▶ **What you will do**:
a. Reproduce the stretch of the ZFS forum thread from "If you want" through "anything else now." below, word for word.
b. In the ZFS forum thread below, how often do the restic backups run, and where do they go?

47
Anyone running ZFS? (lemmy.fwgx.uk)
submitted 2 months ago* (last edited 2 months ago) by blackstrat@lemmy.fwgx.uk to c/selfhosted@lemmy.world

At the moment I have my NAS setup as a Proxmox VM with a hardware RAID card handling 6 2TB disks. My VMs are running on NVMEs with the NAS VM handling the data storage with the RAIDed volume passed through to the VM direct in Proxmox. I am running it as a large ext4 partition. Mostly photos, personal docs and a few films. Only I really use it. My desktop and laptop mount it over NFS. I have restic backups running weekly to two external HDDs. It all works pretty well and has for years.

I am now getting ZFS curious. I know I'll need to IT flash the HBA, or get another. I'm guessing it's best to create the zpool in Proxmox and pass that through to the NAS VM? Or would it be better to pass the individual disks through to the VM and manage the zpool from there?

top 50 comments
sorted by: hot top controversial new old
[-] paperd@lemmy.zip 26 points 2 months ago

If you want multiple VMs to use the storage on the ZFS pool, better to create it in proxmox rather than passing raw disks thru to the VM.

ZFS is awesome, I wouldn't use anything else now.

[-] blackstrat@lemmy.fwgx.uk 1 points 2 months ago

What I have now is one VM that has the array volume passed through and the VM exports certain folders for various purposes to other VMs. So for example, my application server VM has read access to the music folder so I can run Emby. Similar thing for photos and shares out to my other PCs etc. This way I can centrally manage permissions, users etc from that one file server VM. I don't fancy managing all that in Proxmox itself. So maybe I just create the zpool in Proxmox, pass that through to the file server VM and keep the management centralised there.

▶ **Information shown**:
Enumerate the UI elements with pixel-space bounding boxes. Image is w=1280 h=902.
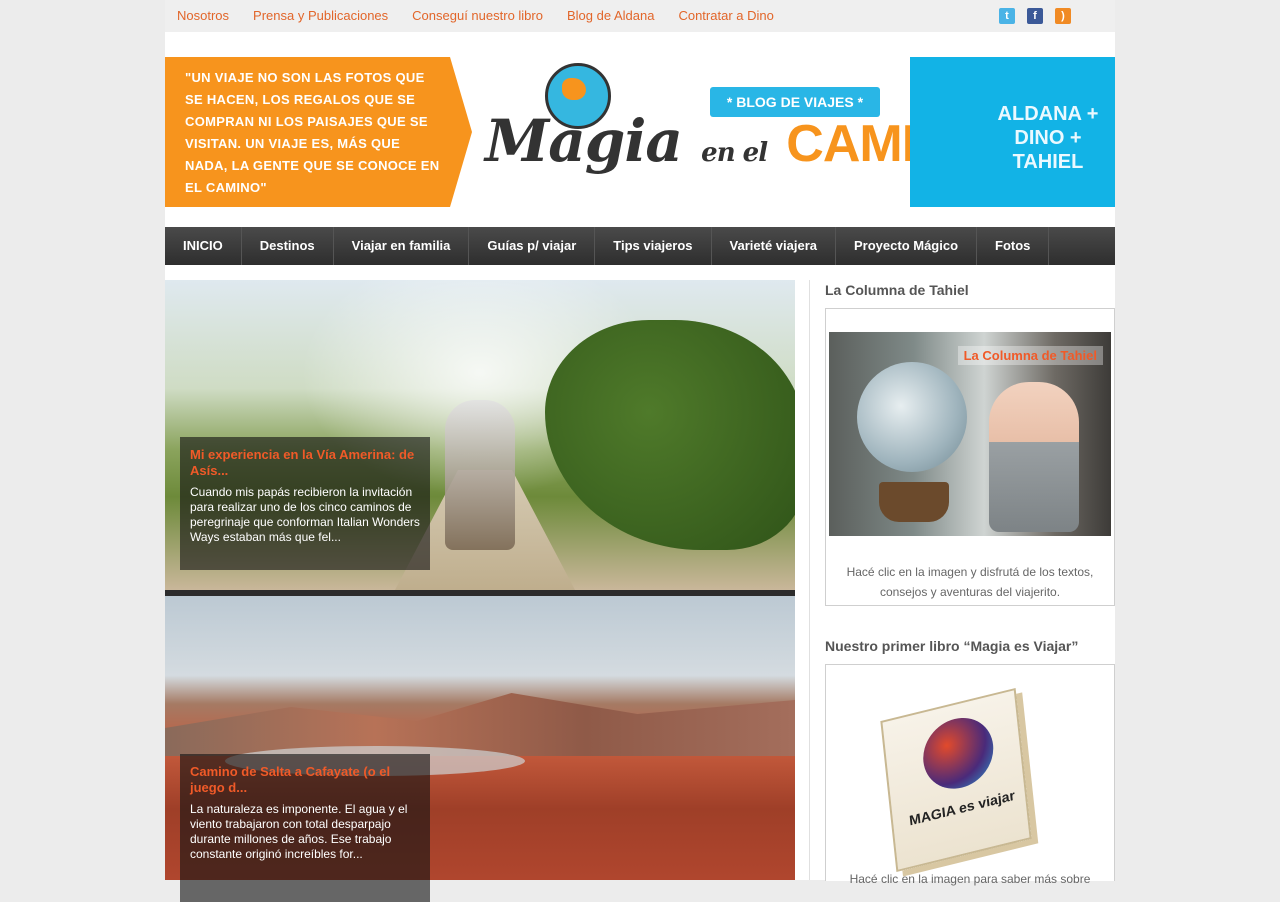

▶ **Answers to each task**:
a.
If you want multiple VMs to use the storage on the ZFS pool, better to create it in proxmox rather than passing raw disks thru to the VM.

ZFS is awesome, I wouldn't use anything else now.

b. Weekly, to two external HDDs.